What you are asked to do => Resume the court opinion on the back-injury claim and continue it from its last sentence.

── Exercise text ──

During the three-week period prior to the alleged February 20, 1985, "accident," claimant's low back problems were so severe that she was under heavy medication and missed one week's work because of the pain. Claimant herself testified that more than one week before the alleged accident on February 20, 1985, Dr. Franks had given her a memo to deliver to her production supervisor, Mr. Wilsey, justifying her being off work because of her low back pain. Claimant testified that it was a common practice when she was ill and could not come to work to have her husband, Lanny, report to Mr. Wilsey and have her excused. Mr. Wilsey testified that during his February 13, 1985, conversation with Lanny, Lanny reported that Johnson's back was hurting, but that it was not job related. Although Lanny testified during the hearing that what he told Mr. Wilsey was that he did not know what was wrong with Johnson's back, there was conflicting evidence on this point, and questions of conflicting evidence are for the arbiter and weigher of evidence, the Industrial Commission, not for this Court. Blackwell v. Omark Ind., supra. The commission is entitled to believe or disbelieve each witness's testimony, depending on its determination of the witness's credibility. Here, the commission obviously lent more credence to Wilsey's testimony than to Lanny's; with this we cannot dispute. The commission's determination of the weight and credibility to be accorded to particular evidence will not be overturned unless it is clearly erroneous. Houser v. So. Idaho Pipe & Steel, Inc., 103 Idaho 441, 649 P.2d 1197 (1982), reh'g denied 1982.

───
── Given information ──

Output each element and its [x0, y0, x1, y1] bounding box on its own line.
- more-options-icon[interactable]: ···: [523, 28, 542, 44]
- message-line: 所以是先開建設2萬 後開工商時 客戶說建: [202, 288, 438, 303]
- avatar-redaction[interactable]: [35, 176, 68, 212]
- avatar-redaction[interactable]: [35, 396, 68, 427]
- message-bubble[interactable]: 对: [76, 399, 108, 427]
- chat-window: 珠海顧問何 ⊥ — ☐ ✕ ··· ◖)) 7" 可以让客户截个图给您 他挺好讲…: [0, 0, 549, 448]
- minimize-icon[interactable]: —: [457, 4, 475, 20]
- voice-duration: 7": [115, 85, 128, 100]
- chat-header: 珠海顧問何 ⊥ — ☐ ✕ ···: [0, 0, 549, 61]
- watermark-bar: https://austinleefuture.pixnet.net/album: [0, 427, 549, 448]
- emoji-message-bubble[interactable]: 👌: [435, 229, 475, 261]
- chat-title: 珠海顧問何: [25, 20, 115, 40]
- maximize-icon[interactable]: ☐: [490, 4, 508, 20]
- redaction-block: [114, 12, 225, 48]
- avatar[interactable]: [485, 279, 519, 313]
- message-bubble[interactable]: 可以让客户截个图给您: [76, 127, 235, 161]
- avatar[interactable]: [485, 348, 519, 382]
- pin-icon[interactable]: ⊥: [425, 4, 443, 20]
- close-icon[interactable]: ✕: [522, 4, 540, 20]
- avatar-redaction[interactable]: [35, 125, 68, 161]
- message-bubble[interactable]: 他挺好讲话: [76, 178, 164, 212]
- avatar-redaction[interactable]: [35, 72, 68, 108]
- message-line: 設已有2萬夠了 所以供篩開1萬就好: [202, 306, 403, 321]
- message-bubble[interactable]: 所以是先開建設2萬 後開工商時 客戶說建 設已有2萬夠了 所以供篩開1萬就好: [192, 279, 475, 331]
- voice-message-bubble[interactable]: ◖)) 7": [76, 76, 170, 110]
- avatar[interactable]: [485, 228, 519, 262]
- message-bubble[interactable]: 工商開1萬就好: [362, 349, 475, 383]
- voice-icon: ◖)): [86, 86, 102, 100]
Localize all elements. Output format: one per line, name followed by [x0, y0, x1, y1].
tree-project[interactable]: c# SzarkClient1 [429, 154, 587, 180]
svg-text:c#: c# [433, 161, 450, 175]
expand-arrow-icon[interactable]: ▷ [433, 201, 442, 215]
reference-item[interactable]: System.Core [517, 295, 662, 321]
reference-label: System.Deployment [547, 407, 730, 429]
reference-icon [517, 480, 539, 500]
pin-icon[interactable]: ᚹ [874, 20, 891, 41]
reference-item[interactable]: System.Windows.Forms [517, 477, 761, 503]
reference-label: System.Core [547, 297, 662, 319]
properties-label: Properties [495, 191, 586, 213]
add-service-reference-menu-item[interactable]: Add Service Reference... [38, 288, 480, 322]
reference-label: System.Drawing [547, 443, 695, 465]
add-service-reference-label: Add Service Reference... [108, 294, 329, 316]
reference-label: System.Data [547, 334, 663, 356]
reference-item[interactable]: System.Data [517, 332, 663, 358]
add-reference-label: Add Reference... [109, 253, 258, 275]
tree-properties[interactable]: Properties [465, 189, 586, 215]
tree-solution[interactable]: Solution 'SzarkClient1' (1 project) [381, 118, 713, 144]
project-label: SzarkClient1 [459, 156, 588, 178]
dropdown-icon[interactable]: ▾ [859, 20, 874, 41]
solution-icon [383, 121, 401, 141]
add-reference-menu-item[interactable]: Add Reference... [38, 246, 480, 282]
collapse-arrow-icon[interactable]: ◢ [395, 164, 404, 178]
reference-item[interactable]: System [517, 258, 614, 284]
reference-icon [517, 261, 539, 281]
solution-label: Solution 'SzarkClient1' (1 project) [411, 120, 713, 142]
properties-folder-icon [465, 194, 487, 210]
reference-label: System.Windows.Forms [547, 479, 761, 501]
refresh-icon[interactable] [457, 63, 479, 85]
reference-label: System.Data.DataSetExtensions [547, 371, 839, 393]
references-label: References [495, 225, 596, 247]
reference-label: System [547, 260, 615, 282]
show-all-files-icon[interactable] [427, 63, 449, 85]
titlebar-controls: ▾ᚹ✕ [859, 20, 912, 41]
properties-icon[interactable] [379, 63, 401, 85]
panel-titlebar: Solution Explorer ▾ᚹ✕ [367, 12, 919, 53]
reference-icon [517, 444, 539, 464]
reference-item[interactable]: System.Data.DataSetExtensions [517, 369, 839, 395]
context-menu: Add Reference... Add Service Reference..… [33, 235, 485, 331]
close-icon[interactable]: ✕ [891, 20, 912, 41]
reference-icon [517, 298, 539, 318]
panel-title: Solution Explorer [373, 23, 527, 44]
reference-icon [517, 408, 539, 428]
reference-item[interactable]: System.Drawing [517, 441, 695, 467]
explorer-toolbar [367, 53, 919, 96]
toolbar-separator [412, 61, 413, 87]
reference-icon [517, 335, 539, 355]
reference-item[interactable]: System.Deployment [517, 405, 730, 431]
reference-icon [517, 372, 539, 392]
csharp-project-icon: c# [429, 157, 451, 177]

───

Exercise result =>
Supplementing Wilsey's testimony was the testimony of Mr. Kolar, mill manager. Kolar testified that Wilsey had relayed to him Lanny's report that claimant's back problem was not job related. Kolar also testified that claimant had personally told him on March 7, 1985, that she had been off work for a week before the alleged accident because of her back problems, and that she had charged the accompanying medical bills to the employer's medical insurance carrier, not the worker's compensation carrier. The reason claimant gave Kolar for wanting to change her claim from an MSB claim to a worker's compensation claim was not because she was claiming that she had had an accident, but because worker's compensation would pay the prescription bills, and MSB would not. No mention was made that she had been injured in an industrial accident.

The commission's finding of no industrial "accident" on February 20, 1985, is also supported by the testimony of Kathy Lovell. Claimant admitted that the problem existed well before February 20, 1985, having told Dr. Franks on February 12, 1985, that "it felt like there was a knife, a sharp pain like a knife stabbing me in the back." She also described the pain to Kathy Lovell, her co-worker, on February 18, 1985, two days before the alleged accident, "She said that her [claimant's] back hurt and it felt like there was a knife stabbing her in the back about right here, somewhere in here, lower part." In addition, both claimant and Lovell testified that claimant worked less and less on February 18 and February 19, the days immediately preceding the alleged "accident," and that on February 20th nothing unusual...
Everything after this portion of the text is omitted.